# START OF Excerpted data
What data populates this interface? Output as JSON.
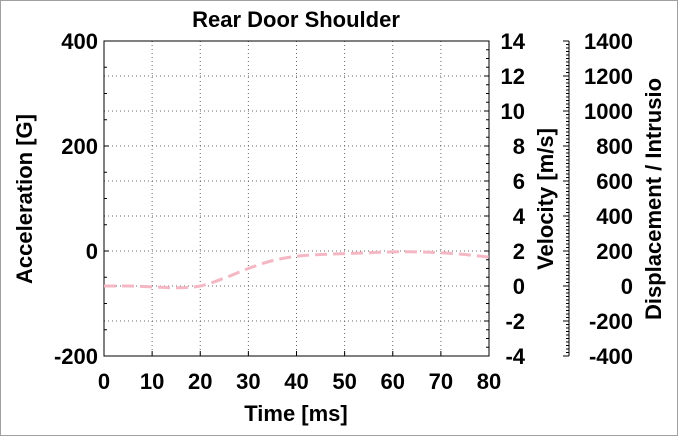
{
  "chart_data": {
    "type": "line",
    "title": "Rear Door Shoulder",
    "xlabel": "Time [ms]",
    "xlim": [
      0,
      80
    ],
    "xticks": [
      0,
      10,
      20,
      30,
      40,
      50,
      60,
      70,
      80
    ],
    "y_left": {
      "label": "Acceleration [G]",
      "lim": [
        -200,
        400
      ],
      "ticks": [
        -200,
        0,
        200,
        400
      ]
    },
    "y_right1": {
      "label": "Velocity [m/s]",
      "lim": [
        -4,
        14
      ],
      "ticks": [
        -4,
        -2,
        0,
        2,
        4,
        6,
        8,
        10,
        12,
        14
      ]
    },
    "y_right2": {
      "label": "Displacement / Intrusio",
      "lim": [
        -400,
        1400
      ],
      "ticks": [
        -400,
        -200,
        0,
        200,
        400,
        600,
        800,
        1000,
        1200,
        1400
      ]
    },
    "grid": true,
    "series": [
      {
        "axis": "velocity",
        "color": "#f4b8c4",
        "style": "dashed",
        "x": [
          0,
          5,
          10,
          15,
          20,
          25,
          30,
          35,
          40,
          45,
          50,
          55,
          60,
          65,
          70,
          75,
          80
        ],
        "y": [
          0.0,
          0.0,
          -0.05,
          -0.1,
          0.0,
          0.45,
          1.0,
          1.45,
          1.7,
          1.8,
          1.85,
          1.9,
          1.95,
          1.95,
          1.9,
          1.8,
          1.65
        ]
      }
    ]
  }
}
# END OF Excerpted data
» Required task: All of the lines above should be printed exactly, minus the pictures.

» Finished answer:
What data populates this interface? Output as JSON.
{
  "chart_data": {
    "type": "line",
    "title": "Rear Door Shoulder",
    "xlabel": "Time [ms]",
    "xlim": [
      0,
      80
    ],
    "xticks": [
      0,
      10,
      20,
      30,
      40,
      50,
      60,
      70,
      80
    ],
    "y_left": {
      "label": "Acceleration [G]",
      "lim": [
        -200,
        400
      ],
      "ticks": [
        -200,
        0,
        200,
        400
      ]
    },
    "y_right1": {
      "label": "Velocity [m/s]",
      "lim": [
        -4,
        14
      ],
      "ticks": [
        -4,
        -2,
        0,
        2,
        4,
        6,
        8,
        10,
        12,
        14
      ]
    },
    "y_right2": {
      "label": "Displacement / Intrusio",
      "lim": [
        -400,
        1400
      ],
      "ticks": [
        -400,
        -200,
        0,
        200,
        400,
        600,
        800,
        1000,
        1200,
        1400
      ]
    },
    "grid": true,
    "series": [
      {
        "axis": "velocity",
        "color": "#f4b8c4",
        "style": "dashed",
        "x": [
          0,
          5,
          10,
          15,
          20,
          25,
          30,
          35,
          40,
          45,
          50,
          55,
          60,
          65,
          70,
          75,
          80
        ],
        "y": [
          0.0,
          0.0,
          -0.05,
          -0.1,
          0.0,
          0.45,
          1.0,
          1.45,
          1.7,
          1.8,
          1.85,
          1.9,
          1.95,
          1.95,
          1.9,
          1.8,
          1.65
        ]
      }
    ]
  }
}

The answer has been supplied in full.